(Source records)

* BEGIN *

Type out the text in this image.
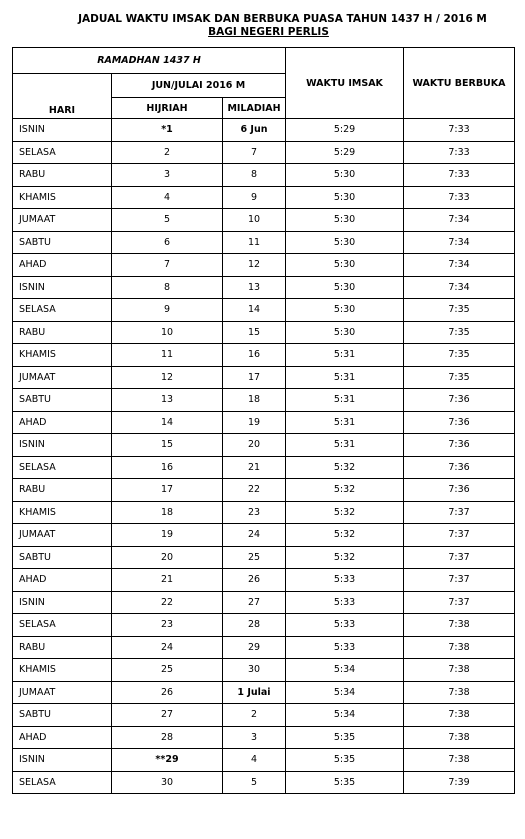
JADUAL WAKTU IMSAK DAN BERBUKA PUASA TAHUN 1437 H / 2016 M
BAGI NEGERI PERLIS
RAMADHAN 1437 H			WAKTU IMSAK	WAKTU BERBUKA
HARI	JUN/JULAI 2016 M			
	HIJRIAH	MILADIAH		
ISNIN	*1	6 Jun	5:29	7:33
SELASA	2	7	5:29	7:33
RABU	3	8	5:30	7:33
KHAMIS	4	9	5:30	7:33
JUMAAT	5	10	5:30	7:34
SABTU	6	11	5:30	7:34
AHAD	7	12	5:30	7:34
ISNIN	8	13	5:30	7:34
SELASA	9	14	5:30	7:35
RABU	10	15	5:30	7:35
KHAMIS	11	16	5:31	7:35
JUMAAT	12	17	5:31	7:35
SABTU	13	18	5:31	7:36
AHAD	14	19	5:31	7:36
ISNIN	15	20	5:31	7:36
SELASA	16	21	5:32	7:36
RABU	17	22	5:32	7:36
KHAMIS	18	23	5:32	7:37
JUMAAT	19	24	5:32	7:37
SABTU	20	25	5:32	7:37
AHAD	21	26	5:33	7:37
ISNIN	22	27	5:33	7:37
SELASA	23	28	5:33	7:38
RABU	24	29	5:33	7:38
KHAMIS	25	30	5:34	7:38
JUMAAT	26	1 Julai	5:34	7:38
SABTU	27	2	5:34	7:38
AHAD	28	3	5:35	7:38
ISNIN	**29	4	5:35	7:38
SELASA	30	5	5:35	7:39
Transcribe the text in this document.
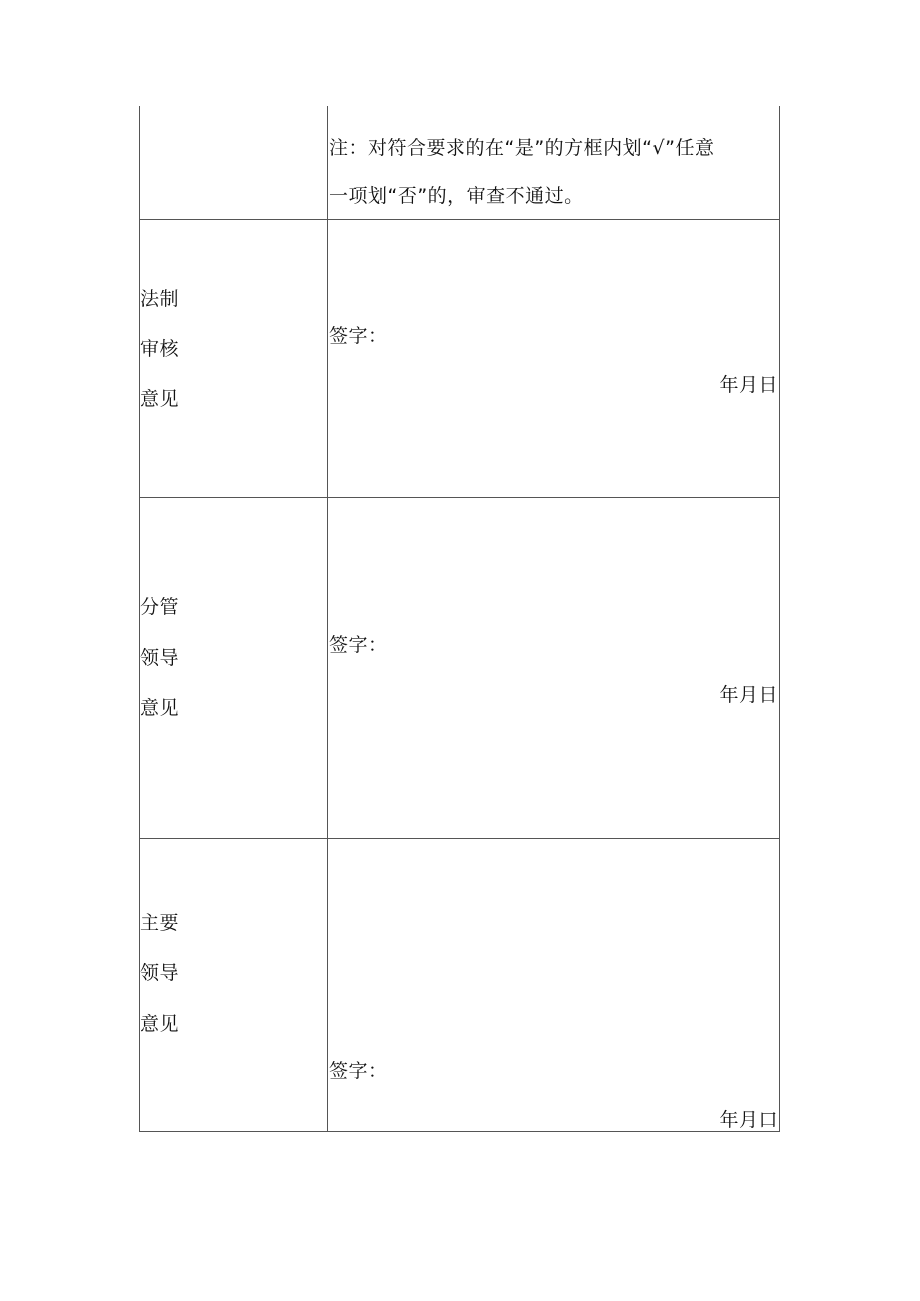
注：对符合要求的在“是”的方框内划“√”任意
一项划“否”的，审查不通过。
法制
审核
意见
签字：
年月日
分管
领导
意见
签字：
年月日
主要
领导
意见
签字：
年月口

* END *

## Task goal
Leave the pictures out and write out every entry exactly as given.

## Exercise solution
Type out the text in this image.
JADUAL WAKTU IMSAK DAN BERBUKA PUASA TAHUN 1437 H / 2016 M
BAGI NEGERI PERLIS
RAMADHAN 1437 H			WAKTU IMSAK	WAKTU BERBUKA
HARI	JUN/JULAI 2016 M			
	HIJRIAH	MILADIAH		
ISNIN	*1	6 Jun	5:29	7:33
SELASA	2	7	5:29	7:33
RABU	3	8	5:30	7:33
KHAMIS	4	9	5:30	7:33
JUMAAT	5	10	5:30	7:34
SABTU	6	11	5:30	7:34
AHAD	7	12	5:30	7:34
ISNIN	8	13	5:30	7:34
SELASA	9	14	5:30	7:35
RABU	10	15	5:30	7:35
KHAMIS	11	16	5:31	7:35
JUMAAT	12	17	5:31	7:35
SABTU	13	18	5:31	7:36
AHAD	14	19	5:31	7:36
ISNIN	15	20	5:31	7:36
SELASA	16	21	5:32	7:36
RABU	17	22	5:32	7:36
KHAMIS	18	23	5:32	7:37
JUMAAT	19	24	5:32	7:37
SABTU	20	25	5:32	7:37
AHAD	21	26	5:33	7:37
ISNIN	22	27	5:33	7:37
SELASA	23	28	5:33	7:38
RABU	24	29	5:33	7:38
KHAMIS	25	30	5:34	7:38
JUMAAT	26	1 Julai	5:34	7:38
SABTU	27	2	5:34	7:38
AHAD	28	3	5:35	7:38
ISNIN	**29	4	5:35	7:38
SELASA	30	5	5:35	7:39
Transcribe the text in this document.
注：对符合要求的在“是”的方框内划“√”任意
一项划“否”的，审查不通过。
法制
审核
意见
签字：
年月日
分管
领导
意见
签字：
年月日
主要
领导
意见
签字：
年月口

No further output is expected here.